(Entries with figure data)
══════════════════════════════

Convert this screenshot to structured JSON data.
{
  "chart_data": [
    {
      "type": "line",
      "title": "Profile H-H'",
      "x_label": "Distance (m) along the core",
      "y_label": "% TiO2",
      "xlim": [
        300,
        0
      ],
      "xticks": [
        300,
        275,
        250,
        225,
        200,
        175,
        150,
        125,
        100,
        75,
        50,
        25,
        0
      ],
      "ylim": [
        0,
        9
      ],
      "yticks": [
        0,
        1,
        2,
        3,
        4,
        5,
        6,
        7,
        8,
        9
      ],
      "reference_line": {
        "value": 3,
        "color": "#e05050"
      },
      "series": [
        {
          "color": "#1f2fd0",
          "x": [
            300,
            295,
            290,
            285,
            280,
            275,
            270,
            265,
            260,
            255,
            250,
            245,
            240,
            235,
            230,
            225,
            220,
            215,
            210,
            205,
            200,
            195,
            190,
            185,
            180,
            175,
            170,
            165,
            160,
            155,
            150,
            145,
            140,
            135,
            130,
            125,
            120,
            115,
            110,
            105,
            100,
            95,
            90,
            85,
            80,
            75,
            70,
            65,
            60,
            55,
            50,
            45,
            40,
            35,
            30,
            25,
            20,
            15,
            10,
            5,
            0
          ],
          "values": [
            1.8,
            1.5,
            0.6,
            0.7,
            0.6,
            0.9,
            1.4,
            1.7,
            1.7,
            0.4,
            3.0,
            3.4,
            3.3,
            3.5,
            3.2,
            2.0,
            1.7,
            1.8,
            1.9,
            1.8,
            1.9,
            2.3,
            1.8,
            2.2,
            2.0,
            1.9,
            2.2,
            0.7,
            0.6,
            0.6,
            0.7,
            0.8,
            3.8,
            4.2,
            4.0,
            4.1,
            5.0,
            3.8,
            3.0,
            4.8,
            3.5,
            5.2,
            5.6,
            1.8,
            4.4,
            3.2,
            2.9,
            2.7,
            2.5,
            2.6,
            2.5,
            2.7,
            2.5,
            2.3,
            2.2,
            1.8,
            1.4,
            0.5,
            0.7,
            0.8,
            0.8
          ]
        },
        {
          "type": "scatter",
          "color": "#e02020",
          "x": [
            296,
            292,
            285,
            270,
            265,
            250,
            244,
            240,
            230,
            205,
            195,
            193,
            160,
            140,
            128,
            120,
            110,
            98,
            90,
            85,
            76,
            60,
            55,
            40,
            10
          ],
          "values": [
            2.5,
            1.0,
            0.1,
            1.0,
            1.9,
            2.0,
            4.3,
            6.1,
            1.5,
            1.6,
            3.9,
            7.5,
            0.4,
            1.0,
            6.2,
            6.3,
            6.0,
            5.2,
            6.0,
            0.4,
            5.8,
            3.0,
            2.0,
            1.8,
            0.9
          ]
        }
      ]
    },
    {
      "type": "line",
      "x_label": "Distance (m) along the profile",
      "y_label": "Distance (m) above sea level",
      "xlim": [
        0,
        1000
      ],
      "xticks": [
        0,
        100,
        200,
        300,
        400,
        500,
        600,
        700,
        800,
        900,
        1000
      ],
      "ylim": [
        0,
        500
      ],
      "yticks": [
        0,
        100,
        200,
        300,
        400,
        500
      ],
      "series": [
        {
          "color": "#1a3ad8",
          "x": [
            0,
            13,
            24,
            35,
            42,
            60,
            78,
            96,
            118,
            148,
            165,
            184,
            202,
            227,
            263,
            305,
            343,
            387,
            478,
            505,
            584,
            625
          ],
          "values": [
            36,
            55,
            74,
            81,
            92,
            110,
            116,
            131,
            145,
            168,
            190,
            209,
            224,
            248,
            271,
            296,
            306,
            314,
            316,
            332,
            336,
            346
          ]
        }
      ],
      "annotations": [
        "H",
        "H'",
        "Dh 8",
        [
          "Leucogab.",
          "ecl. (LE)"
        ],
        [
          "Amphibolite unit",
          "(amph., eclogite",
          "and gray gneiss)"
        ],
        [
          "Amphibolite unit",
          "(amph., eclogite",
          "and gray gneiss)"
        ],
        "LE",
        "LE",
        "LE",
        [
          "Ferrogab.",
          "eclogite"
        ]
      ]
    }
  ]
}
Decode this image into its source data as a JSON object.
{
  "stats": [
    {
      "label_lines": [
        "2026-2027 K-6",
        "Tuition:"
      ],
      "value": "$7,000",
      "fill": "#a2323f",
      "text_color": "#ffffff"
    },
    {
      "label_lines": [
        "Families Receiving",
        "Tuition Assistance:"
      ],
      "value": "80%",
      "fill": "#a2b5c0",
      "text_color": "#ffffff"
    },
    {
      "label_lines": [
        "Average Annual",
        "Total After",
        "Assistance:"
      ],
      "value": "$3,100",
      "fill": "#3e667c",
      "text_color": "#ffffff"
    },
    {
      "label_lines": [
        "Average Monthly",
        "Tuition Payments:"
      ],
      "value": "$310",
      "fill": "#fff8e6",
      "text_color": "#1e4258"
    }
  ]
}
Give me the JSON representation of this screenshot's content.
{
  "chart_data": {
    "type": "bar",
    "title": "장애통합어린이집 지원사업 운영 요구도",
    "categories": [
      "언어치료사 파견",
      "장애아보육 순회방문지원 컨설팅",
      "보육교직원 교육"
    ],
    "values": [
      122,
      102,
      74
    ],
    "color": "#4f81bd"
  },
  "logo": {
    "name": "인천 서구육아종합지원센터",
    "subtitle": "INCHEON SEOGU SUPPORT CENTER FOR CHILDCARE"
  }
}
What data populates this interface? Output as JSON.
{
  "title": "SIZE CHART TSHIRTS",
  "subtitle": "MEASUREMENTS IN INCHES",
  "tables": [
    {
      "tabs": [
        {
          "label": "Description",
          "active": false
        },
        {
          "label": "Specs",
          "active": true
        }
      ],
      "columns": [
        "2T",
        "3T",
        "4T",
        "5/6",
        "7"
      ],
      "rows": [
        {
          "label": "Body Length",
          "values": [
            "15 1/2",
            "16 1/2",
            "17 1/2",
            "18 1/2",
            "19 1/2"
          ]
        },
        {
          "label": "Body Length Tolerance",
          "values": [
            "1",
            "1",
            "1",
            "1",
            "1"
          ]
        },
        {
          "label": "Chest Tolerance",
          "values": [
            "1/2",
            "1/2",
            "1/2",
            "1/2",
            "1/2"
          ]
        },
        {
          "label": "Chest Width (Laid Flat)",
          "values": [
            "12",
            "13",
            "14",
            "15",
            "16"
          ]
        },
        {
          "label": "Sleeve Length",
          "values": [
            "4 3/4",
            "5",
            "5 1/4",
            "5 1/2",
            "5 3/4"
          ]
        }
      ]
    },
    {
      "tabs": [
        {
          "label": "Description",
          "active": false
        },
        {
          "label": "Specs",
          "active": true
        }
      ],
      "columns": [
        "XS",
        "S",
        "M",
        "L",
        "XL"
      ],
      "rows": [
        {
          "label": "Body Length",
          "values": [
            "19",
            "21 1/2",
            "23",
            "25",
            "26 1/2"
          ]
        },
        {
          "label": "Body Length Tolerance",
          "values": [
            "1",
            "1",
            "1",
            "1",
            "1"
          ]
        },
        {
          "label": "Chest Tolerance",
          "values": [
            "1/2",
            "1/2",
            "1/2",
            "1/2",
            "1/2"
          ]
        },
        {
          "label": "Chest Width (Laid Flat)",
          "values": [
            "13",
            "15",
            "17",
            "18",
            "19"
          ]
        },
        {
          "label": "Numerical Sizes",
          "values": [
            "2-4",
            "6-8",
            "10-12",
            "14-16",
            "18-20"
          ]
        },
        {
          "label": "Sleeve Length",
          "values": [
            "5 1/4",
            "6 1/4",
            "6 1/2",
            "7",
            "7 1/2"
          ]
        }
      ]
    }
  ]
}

══════════════════════════════

** Short problem **
Extract the data in full. Keep it word for word.

** The output **
Convert this screenshot to structured JSON data.
{
  "chart_data": [
    {
      "type": "line",
      "title": "Profile H-H'",
      "x_label": "Distance (m) along the core",
      "y_label": "% TiO2",
      "xlim": [
        300,
        0
      ],
      "xticks": [
        300,
        275,
        250,
        225,
        200,
        175,
        150,
        125,
        100,
        75,
        50,
        25,
        0
      ],
      "ylim": [
        0,
        9
      ],
      "yticks": [
        0,
        1,
        2,
        3,
        4,
        5,
        6,
        7,
        8,
        9
      ],
      "reference_line": {
        "value": 3,
        "color": "#e05050"
      },
      "series": [
        {
          "color": "#1f2fd0",
          "x": [
            300,
            295,
            290,
            285,
            280,
            275,
            270,
            265,
            260,
            255,
            250,
            245,
            240,
            235,
            230,
            225,
            220,
            215,
            210,
            205,
            200,
            195,
            190,
            185,
            180,
            175,
            170,
            165,
            160,
            155,
            150,
            145,
            140,
            135,
            130,
            125,
            120,
            115,
            110,
            105,
            100,
            95,
            90,
            85,
            80,
            75,
            70,
            65,
            60,
            55,
            50,
            45,
            40,
            35,
            30,
            25,
            20,
            15,
            10,
            5,
            0
          ],
          "values": [
            1.8,
            1.5,
            0.6,
            0.7,
            0.6,
            0.9,
            1.4,
            1.7,
            1.7,
            0.4,
            3.0,
            3.4,
            3.3,
            3.5,
            3.2,
            2.0,
            1.7,
            1.8,
            1.9,
            1.8,
            1.9,
            2.3,
            1.8,
            2.2,
            2.0,
            1.9,
            2.2,
            0.7,
            0.6,
            0.6,
            0.7,
            0.8,
            3.8,
            4.2,
            4.0,
            4.1,
            5.0,
            3.8,
            3.0,
            4.8,
            3.5,
            5.2,
            5.6,
            1.8,
            4.4,
            3.2,
            2.9,
            2.7,
            2.5,
            2.6,
            2.5,
            2.7,
            2.5,
            2.3,
            2.2,
            1.8,
            1.4,
            0.5,
            0.7,
            0.8,
            0.8
          ]
        },
        {
          "type": "scatter",
          "color": "#e02020",
          "x": [
            296,
            292,
            285,
            270,
            265,
            250,
            244,
            240,
            230,
            205,
            195,
            193,
            160,
            140,
            128,
            120,
            110,
            98,
            90,
            85,
            76,
            60,
            55,
            40,
            10
          ],
          "values": [
            2.5,
            1.0,
            0.1,
            1.0,
            1.9,
            2.0,
            4.3,
            6.1,
            1.5,
            1.6,
            3.9,
            7.5,
            0.4,
            1.0,
            6.2,
            6.3,
            6.0,
            5.2,
            6.0,
            0.4,
            5.8,
            3.0,
            2.0,
            1.8,
            0.9
          ]
        }
      ]
    },
    {
      "type": "line",
      "x_label": "Distance (m) along the profile",
      "y_label": "Distance (m) above sea level",
      "xlim": [
        0,
        1000
      ],
      "xticks": [
        0,
        100,
        200,
        300,
        400,
        500,
        600,
        700,
        800,
        900,
        1000
      ],
      "ylim": [
        0,
        500
      ],
      "yticks": [
        0,
        100,
        200,
        300,
        400,
        500
      ],
      "series": [
        {
          "color": "#1a3ad8",
          "x": [
            0,
            13,
            24,
            35,
            42,
            60,
            78,
            96,
            118,
            148,
            165,
            184,
            202,
            227,
            263,
            305,
            343,
            387,
            478,
            505,
            584,
            625
          ],
          "values": [
            36,
            55,
            74,
            81,
            92,
            110,
            116,
            131,
            145,
            168,
            190,
            209,
            224,
            248,
            271,
            296,
            306,
            314,
            316,
            332,
            336,
            346
          ]
        }
      ],
      "annotations": [
        "H",
        "H'",
        "Dh 8",
        [
          "Leucogab.",
          "ecl. (LE)"
        ],
        [
          "Amphibolite unit",
          "(amph., eclogite",
          "and gray gneiss)"
        ],
        [
          "Amphibolite unit",
          "(amph., eclogite",
          "and gray gneiss)"
        ],
        "LE",
        "LE",
        "LE",
        [
          "Ferrogab.",
          "eclogite"
        ]
      ]
    }
  ]
}
Decode this image into its source data as a JSON object.
{
  "stats": [
    {
      "label_lines": [
        "2026-2027 K-6",
        "Tuition:"
      ],
      "value": "$7,000",
      "fill": "#a2323f",
      "text_color": "#ffffff"
    },
    {
      "label_lines": [
        "Families Receiving",
        "Tuition Assistance:"
      ],
      "value": "80%",
      "fill": "#a2b5c0",
      "text_color": "#ffffff"
    },
    {
      "label_lines": [
        "Average Annual",
        "Total After",
        "Assistance:"
      ],
      "value": "$3,100",
      "fill": "#3e667c",
      "text_color": "#ffffff"
    },
    {
      "label_lines": [
        "Average Monthly",
        "Tuition Payments:"
      ],
      "value": "$310",
      "fill": "#fff8e6",
      "text_color": "#1e4258"
    }
  ]
}
Give me the JSON representation of this screenshot's content.
{
  "chart_data": {
    "type": "bar",
    "title": "장애통합어린이집 지원사업 운영 요구도",
    "categories": [
      "언어치료사 파견",
      "장애아보육 순회방문지원 컨설팅",
      "보육교직원 교육"
    ],
    "values": [
      122,
      102,
      74
    ],
    "color": "#4f81bd"
  },
  "logo": {
    "name": "인천 서구육아종합지원센터",
    "subtitle": "INCHEON SEOGU SUPPORT CENTER FOR CHILDCARE"
  }
}
What data populates this interface? Output as JSON.
{
  "title": "SIZE CHART TSHIRTS",
  "subtitle": "MEASUREMENTS IN INCHES",
  "tables": [
    {
      "tabs": [
        {
          "label": "Description",
          "active": false
        },
        {
          "label": "Specs",
          "active": true
        }
      ],
      "columns": [
        "2T",
        "3T",
        "4T",
        "5/6",
        "7"
      ],
      "rows": [
        {
          "label": "Body Length",
          "values": [
            "15 1/2",
            "16 1/2",
            "17 1/2",
            "18 1/2",
            "19 1/2"
          ]
        },
        {
          "label": "Body Length Tolerance",
          "values": [
            "1",
            "1",
            "1",
            "1",
            "1"
          ]
        },
        {
          "label": "Chest Tolerance",
          "values": [
            "1/2",
            "1/2",
            "1/2",
            "1/2",
            "1/2"
          ]
        },
        {
          "label": "Chest Width (Laid Flat)",
          "values": [
            "12",
            "13",
            "14",
            "15",
            "16"
          ]
        },
        {
          "label": "Sleeve Length",
          "values": [
            "4 3/4",
            "5",
            "5 1/4",
            "5 1/2",
            "5 3/4"
          ]
        }
      ]
    },
    {
      "tabs": [
        {
          "label": "Description",
          "active": false
        },
        {
          "label": "Specs",
          "active": true
        }
      ],
      "columns": [
        "XS",
        "S",
        "M",
        "L",
        "XL"
      ],
      "rows": [
        {
          "label": "Body Length",
          "values": [
            "19",
            "21 1/2",
            "23",
            "25",
            "26 1/2"
          ]
        },
        {
          "label": "Body Length Tolerance",
          "values": [
            "1",
            "1",
            "1",
            "1",
            "1"
          ]
        },
        {
          "label": "Chest Tolerance",
          "values": [
            "1/2",
            "1/2",
            "1/2",
            "1/2",
            "1/2"
          ]
        },
        {
          "label": "Chest Width (Laid Flat)",
          "values": [
            "13",
            "15",
            "17",
            "18",
            "19"
          ]
        },
        {
          "label": "Numerical Sizes",
          "values": [
            "2-4",
            "6-8",
            "10-12",
            "14-16",
            "18-20"
          ]
        },
        {
          "label": "Sleeve Length",
          "values": [
            "5 1/4",
            "6 1/4",
            "6 1/2",
            "7",
            "7 1/2"
          ]
        }
      ]
    }
  ]
}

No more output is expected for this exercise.